(Dataset rows about figures)
<<<<

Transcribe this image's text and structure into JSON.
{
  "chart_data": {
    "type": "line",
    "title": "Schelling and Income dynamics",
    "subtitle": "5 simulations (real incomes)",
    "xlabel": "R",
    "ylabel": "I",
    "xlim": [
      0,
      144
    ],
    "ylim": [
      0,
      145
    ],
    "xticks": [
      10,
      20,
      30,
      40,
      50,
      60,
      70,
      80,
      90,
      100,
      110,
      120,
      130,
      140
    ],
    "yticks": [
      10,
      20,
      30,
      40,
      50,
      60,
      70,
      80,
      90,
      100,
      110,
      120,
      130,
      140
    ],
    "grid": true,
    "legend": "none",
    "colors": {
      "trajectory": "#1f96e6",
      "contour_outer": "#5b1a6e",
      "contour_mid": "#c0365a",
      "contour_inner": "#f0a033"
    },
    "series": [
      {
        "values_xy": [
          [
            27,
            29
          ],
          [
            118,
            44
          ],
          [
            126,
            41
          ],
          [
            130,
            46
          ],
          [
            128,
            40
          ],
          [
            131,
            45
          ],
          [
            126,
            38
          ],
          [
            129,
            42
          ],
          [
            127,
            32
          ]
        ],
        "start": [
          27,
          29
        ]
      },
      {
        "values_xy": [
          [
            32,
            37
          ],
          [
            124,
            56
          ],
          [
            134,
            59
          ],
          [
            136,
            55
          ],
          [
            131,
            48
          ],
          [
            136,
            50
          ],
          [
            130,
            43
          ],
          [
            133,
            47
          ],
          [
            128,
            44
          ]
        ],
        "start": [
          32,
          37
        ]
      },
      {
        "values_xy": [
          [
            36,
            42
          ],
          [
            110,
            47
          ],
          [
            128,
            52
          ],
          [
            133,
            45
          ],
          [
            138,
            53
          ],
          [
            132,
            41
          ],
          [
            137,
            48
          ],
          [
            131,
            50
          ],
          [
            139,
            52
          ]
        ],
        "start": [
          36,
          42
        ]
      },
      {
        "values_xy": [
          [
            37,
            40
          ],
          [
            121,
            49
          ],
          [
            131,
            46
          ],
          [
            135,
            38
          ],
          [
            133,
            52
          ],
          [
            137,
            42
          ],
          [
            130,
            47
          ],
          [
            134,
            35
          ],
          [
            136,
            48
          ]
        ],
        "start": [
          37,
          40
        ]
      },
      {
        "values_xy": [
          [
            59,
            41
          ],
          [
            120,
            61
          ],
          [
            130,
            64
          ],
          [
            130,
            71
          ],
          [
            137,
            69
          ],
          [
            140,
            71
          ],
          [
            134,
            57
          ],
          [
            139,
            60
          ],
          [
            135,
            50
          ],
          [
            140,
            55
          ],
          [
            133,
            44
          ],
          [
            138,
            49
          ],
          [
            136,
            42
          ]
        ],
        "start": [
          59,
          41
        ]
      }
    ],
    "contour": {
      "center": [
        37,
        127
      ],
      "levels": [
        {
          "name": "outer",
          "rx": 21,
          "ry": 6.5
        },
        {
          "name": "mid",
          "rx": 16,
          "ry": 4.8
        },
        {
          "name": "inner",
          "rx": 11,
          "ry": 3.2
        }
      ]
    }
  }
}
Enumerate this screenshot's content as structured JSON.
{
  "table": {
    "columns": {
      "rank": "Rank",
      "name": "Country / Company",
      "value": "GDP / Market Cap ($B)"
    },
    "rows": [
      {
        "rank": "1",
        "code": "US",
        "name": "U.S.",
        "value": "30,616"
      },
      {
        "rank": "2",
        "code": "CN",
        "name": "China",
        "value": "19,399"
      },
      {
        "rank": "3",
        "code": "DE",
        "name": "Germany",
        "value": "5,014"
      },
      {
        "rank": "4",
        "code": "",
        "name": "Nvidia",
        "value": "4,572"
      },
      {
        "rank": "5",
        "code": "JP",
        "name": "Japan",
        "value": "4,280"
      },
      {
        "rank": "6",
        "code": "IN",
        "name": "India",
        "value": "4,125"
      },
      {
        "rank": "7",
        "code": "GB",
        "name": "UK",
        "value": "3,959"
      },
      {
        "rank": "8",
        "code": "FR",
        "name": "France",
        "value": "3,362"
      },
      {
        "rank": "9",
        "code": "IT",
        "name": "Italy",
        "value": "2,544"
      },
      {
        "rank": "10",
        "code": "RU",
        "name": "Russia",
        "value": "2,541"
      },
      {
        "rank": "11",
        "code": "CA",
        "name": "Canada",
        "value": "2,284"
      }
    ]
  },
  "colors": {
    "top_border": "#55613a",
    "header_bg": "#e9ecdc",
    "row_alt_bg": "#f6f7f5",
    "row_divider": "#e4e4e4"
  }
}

>>>>

▶ [Stated problem] Search the records above for the string "rank". Copy every line that contains it.

▶ [Exercise solution]
      "rank": "Rank",
        "rank": "1",
        "rank": "2",
        "rank": "3",
        "rank": "4",
        "rank": "5",
        "rank": "6",
        "rank": "7",
        "rank": "8",
        "rank": "9",
        "rank": "10",
        "rank": "11",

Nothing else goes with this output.